[Records from a collection]
▼

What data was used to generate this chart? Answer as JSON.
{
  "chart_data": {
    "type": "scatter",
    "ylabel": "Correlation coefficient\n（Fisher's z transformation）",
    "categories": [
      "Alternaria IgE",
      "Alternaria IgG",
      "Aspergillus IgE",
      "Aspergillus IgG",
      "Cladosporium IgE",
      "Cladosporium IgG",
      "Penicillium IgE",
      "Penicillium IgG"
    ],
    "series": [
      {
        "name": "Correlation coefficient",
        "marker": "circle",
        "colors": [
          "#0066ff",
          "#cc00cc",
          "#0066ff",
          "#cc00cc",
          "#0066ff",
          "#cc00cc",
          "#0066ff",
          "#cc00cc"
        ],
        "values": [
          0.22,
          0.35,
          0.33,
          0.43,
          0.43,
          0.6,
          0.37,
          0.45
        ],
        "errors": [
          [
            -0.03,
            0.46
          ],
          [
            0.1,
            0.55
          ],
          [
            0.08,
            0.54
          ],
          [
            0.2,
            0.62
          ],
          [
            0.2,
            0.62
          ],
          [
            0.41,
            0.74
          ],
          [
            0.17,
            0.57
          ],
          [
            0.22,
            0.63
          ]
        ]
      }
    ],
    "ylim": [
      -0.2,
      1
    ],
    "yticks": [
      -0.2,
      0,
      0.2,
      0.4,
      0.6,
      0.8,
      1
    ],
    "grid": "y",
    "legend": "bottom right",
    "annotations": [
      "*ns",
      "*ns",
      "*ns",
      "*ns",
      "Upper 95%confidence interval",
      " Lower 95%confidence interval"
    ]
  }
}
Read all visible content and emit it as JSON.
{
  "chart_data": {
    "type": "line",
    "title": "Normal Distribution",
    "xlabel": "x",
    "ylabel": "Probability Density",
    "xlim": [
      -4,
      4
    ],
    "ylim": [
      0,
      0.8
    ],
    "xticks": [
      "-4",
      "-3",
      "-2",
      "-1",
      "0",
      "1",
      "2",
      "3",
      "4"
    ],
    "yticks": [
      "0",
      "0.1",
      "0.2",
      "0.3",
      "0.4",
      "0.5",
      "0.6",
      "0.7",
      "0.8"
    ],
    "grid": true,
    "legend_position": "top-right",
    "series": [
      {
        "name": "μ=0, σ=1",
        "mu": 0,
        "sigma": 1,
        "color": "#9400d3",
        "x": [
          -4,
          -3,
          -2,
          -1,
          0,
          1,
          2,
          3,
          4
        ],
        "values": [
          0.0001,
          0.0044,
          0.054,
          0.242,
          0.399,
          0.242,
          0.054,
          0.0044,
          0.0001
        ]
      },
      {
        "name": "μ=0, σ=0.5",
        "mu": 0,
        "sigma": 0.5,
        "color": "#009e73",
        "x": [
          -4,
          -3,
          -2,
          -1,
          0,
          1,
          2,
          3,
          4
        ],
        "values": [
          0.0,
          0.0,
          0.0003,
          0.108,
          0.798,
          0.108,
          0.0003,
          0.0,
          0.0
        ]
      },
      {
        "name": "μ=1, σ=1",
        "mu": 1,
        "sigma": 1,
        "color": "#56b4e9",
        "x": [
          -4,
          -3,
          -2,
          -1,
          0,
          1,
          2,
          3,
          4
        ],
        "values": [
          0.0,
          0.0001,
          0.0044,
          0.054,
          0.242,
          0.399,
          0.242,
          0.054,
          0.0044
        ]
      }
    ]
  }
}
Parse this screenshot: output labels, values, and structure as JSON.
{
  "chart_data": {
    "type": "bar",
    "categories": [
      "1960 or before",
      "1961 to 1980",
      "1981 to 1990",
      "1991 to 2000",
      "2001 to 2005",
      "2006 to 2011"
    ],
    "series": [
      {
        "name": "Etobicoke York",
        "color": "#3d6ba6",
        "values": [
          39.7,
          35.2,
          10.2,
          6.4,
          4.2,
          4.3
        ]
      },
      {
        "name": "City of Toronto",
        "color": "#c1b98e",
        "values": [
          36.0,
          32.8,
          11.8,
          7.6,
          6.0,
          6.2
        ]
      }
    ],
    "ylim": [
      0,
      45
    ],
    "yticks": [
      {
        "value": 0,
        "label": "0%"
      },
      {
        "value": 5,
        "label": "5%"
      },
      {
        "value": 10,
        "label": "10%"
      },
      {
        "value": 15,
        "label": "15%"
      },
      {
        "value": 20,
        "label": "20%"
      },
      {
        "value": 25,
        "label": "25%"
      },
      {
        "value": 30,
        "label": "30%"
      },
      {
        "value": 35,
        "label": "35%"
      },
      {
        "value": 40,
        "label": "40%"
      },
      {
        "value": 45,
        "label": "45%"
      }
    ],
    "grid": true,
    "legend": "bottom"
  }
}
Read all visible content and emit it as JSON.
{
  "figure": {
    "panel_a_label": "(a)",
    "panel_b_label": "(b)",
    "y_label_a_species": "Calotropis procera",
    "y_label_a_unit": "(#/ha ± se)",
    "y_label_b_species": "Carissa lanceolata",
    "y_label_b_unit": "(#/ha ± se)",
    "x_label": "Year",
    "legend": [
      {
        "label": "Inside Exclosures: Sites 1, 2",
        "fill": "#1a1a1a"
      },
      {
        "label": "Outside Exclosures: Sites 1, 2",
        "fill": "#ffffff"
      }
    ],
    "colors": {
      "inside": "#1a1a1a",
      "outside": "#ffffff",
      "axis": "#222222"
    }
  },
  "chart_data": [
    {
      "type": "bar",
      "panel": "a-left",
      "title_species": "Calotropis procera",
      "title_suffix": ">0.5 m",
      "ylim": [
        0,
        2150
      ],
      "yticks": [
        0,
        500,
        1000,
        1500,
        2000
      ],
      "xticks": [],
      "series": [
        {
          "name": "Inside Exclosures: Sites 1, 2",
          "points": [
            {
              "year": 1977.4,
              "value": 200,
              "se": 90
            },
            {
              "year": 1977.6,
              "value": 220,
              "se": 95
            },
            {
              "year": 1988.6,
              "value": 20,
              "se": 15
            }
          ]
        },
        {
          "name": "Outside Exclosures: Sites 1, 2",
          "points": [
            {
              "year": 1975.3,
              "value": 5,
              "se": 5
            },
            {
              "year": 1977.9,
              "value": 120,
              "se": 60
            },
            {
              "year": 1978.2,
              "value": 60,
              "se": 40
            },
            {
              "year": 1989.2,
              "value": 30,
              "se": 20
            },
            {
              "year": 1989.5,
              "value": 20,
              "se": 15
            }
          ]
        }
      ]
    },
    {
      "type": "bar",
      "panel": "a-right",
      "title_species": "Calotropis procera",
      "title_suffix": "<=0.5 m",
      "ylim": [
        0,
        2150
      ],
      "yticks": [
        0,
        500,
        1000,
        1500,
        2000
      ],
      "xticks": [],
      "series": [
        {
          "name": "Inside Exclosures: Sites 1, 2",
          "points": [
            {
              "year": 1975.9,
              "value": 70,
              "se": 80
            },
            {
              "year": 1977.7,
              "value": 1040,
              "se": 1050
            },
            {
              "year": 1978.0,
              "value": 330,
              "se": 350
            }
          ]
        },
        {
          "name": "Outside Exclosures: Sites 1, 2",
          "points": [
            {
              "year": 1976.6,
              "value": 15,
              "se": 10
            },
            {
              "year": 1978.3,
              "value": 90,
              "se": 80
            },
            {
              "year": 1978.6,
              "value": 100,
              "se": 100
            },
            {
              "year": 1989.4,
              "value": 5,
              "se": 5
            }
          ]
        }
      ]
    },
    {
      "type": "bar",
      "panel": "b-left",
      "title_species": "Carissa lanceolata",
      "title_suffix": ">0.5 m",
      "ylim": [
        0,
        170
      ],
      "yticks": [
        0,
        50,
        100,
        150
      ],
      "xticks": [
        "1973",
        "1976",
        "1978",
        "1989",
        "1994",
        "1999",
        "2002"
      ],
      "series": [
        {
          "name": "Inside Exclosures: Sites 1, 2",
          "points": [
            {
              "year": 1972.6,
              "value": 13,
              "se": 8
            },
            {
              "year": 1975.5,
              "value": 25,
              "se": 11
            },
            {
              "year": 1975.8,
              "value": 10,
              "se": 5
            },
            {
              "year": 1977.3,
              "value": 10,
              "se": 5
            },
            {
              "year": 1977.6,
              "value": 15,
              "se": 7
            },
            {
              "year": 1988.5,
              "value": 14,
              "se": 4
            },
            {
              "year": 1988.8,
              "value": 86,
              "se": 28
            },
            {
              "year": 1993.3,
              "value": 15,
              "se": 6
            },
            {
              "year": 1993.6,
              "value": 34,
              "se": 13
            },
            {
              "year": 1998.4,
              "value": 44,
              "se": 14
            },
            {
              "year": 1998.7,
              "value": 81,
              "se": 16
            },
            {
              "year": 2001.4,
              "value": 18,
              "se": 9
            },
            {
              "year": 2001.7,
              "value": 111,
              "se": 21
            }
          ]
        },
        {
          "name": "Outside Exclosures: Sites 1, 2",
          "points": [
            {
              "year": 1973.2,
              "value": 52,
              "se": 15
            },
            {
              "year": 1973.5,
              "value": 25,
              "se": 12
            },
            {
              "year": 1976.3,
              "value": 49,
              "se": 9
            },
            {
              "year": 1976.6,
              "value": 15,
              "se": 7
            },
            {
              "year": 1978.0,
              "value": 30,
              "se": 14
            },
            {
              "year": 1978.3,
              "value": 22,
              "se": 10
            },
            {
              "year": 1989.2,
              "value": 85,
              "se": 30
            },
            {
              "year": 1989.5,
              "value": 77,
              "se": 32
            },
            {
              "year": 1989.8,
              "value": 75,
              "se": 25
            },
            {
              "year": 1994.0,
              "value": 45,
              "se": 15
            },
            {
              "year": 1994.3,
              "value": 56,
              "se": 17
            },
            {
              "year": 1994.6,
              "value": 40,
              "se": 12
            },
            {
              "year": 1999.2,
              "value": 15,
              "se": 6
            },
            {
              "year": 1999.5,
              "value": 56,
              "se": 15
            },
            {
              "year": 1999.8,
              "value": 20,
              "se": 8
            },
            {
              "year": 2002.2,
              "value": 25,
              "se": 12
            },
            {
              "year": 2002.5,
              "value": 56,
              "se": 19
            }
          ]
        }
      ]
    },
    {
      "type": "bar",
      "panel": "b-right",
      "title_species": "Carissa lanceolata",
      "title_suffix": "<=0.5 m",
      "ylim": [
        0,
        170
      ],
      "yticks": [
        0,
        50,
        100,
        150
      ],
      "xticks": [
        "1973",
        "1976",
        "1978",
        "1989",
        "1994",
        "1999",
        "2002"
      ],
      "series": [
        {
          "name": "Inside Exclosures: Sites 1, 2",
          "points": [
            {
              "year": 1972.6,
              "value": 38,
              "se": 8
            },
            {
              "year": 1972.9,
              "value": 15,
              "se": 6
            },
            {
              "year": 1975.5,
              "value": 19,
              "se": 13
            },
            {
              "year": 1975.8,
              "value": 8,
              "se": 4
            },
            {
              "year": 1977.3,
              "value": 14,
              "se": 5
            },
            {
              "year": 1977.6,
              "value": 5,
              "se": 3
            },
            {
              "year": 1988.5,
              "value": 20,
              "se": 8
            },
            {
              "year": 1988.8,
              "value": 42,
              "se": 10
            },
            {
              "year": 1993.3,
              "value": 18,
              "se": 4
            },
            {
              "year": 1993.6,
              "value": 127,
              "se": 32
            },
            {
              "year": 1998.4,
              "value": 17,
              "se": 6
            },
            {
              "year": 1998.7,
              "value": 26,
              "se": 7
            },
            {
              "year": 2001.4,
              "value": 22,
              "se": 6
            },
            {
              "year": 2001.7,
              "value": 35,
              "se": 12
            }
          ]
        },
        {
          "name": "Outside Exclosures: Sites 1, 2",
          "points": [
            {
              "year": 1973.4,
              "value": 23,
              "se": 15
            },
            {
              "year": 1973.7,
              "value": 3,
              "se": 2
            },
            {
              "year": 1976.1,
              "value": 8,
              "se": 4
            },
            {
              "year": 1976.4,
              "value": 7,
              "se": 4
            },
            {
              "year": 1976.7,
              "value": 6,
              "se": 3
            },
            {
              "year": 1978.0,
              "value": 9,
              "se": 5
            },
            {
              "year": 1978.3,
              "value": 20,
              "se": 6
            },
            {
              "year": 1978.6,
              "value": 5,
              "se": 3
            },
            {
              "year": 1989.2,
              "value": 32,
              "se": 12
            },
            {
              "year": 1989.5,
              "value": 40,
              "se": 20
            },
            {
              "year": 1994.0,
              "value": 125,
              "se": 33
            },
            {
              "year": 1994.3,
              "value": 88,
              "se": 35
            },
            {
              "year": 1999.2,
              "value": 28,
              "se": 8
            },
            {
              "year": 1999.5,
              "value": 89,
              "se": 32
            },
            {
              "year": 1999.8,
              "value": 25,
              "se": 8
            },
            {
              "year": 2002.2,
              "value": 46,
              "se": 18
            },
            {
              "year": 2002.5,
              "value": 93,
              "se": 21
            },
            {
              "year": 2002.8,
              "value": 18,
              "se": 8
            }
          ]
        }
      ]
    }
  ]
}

▲

**AIM**. Pick out each line that holds the string "Correlation".

**FULL RESPONSE**.
    "ylabel": "Correlation coefficient\n（Fisher's z transformation）",
        "name": "Correlation coefficient",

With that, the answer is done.